**GIVEN EXERCISE**
Pull out all lines from the listing below in which the word "right" appears.
——————————
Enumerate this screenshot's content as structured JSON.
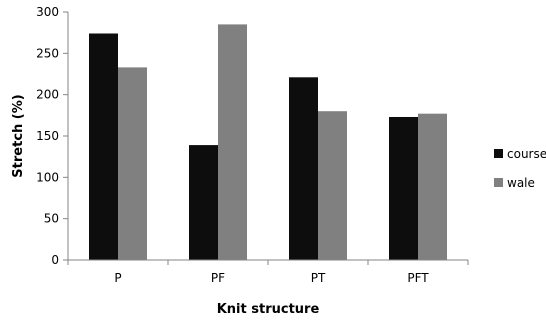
{
  "chart_data": {
    "type": "bar",
    "title": "",
    "xlabel": "Knit structure",
    "ylabel": "Stretch  (%)",
    "categories": [
      "P",
      "PF",
      "PT",
      "PFT"
    ],
    "series": [
      {
        "name": "course",
        "values": [
          274,
          139,
          221,
          173
        ],
        "color": "#0d0d0d"
      },
      {
        "name": "wale",
        "values": [
          233,
          285,
          180,
          177
        ],
        "color": "#808080"
      }
    ],
    "ylim": [
      0,
      300
    ],
    "yticks": [
      "0",
      "50",
      "100",
      "150",
      "200",
      "250",
      "300"
    ],
    "grid": false,
    "legend_position": "right"
  }
}
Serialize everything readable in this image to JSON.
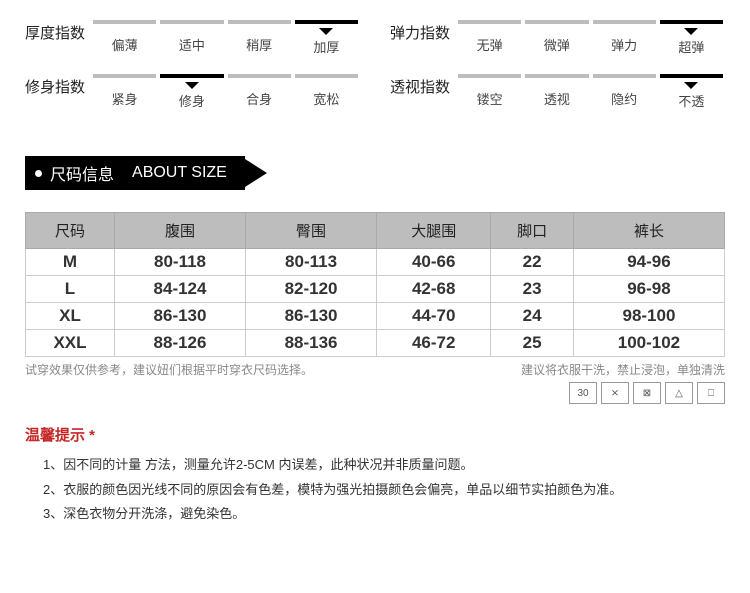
{
  "indices": {
    "thickness": {
      "title": "厚度指数",
      "options": [
        "偏薄",
        "适中",
        "稍厚",
        "加厚"
      ],
      "selected": 3
    },
    "elasticity": {
      "title": "弹力指数",
      "options": [
        "无弹",
        "微弹",
        "弹力",
        "超弹"
      ],
      "selected": 3
    },
    "fit": {
      "title": "修身指数",
      "options": [
        "紧身",
        "修身",
        "合身",
        "宽松"
      ],
      "selected": 1
    },
    "opacity": {
      "title": "透视指数",
      "options": [
        "镂空",
        "透视",
        "隐约",
        "不透"
      ],
      "selected": 3
    }
  },
  "section_header": {
    "cn": "尺码信息",
    "en": "ABOUT SIZE"
  },
  "size_table": {
    "columns": [
      "尺码",
      "腹围",
      "臀围",
      "大腿围",
      "脚口",
      "裤长"
    ],
    "rows": [
      [
        "M",
        "80-118",
        "80-113",
        "40-66",
        "22",
        "94-96"
      ],
      [
        "L",
        "84-124",
        "82-120",
        "42-68",
        "23",
        "96-98"
      ],
      [
        "XL",
        "86-130",
        "86-130",
        "44-70",
        "24",
        "98-100"
      ],
      [
        "XXL",
        "88-126",
        "88-136",
        "46-72",
        "25",
        "100-102"
      ]
    ]
  },
  "notes": {
    "left": "试穿效果仅供参考，建议妞们根据平时穿衣尺码选择。",
    "right": "建议将衣服干洗，禁止浸泡，单独清洗"
  },
  "warm_tip_title": "温馨提示",
  "tips": [
    "1、因不同的计量 方法，测量允许2-5CM 内误差，此种状况并非质量问题。",
    "2、衣服的颜色因光线不同的原因会有色差，模特为强光拍摄颜色会偏亮，单品以细节实拍颜色为准。",
    "3、深色衣物分开洗涤，避免染色。"
  ],
  "care_icons": [
    "30",
    "⨯",
    "⊠",
    "△",
    "⎕"
  ],
  "colors": {
    "bar_inactive": "#bdbdbd",
    "bar_active": "#000000",
    "header_bg": "#bdbdbd",
    "warm_red": "#c62828"
  }
}
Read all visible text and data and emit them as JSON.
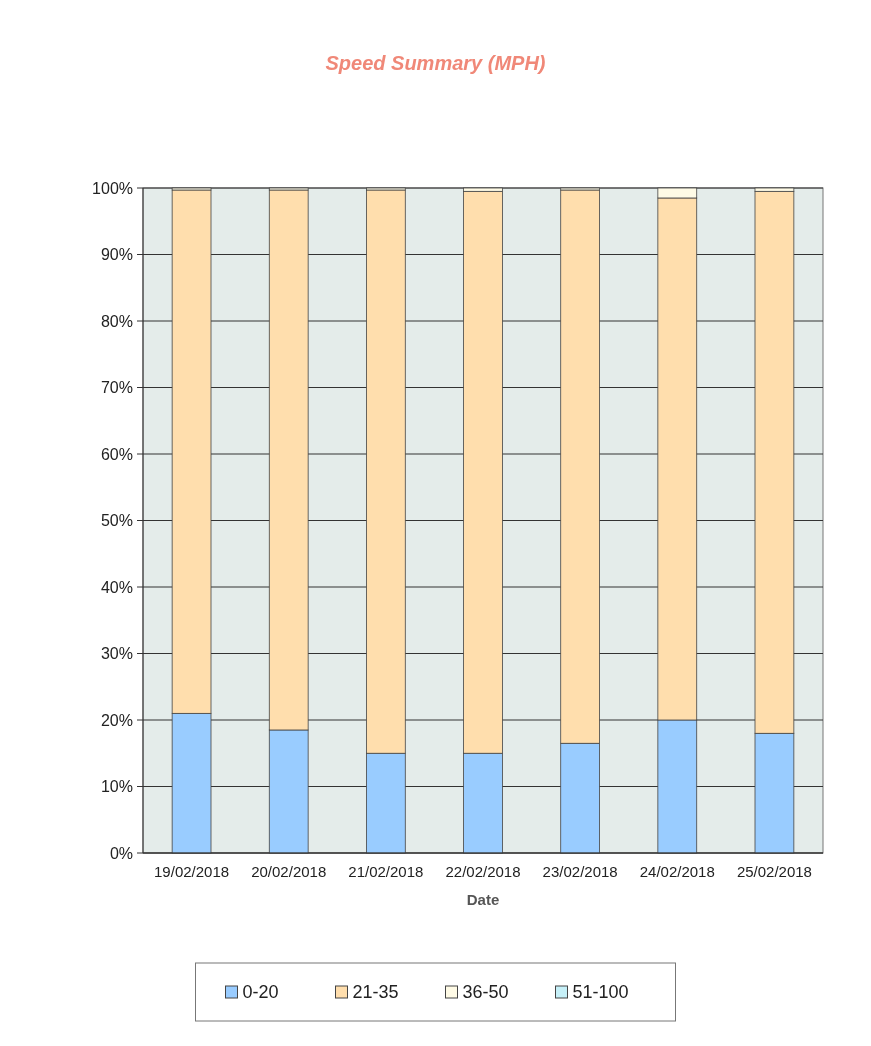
——————————
**CORRECT OUTPUT**
    "legend_position": "right"
    "right": "建议将衣服干洗，禁止浸泡，单独清洗"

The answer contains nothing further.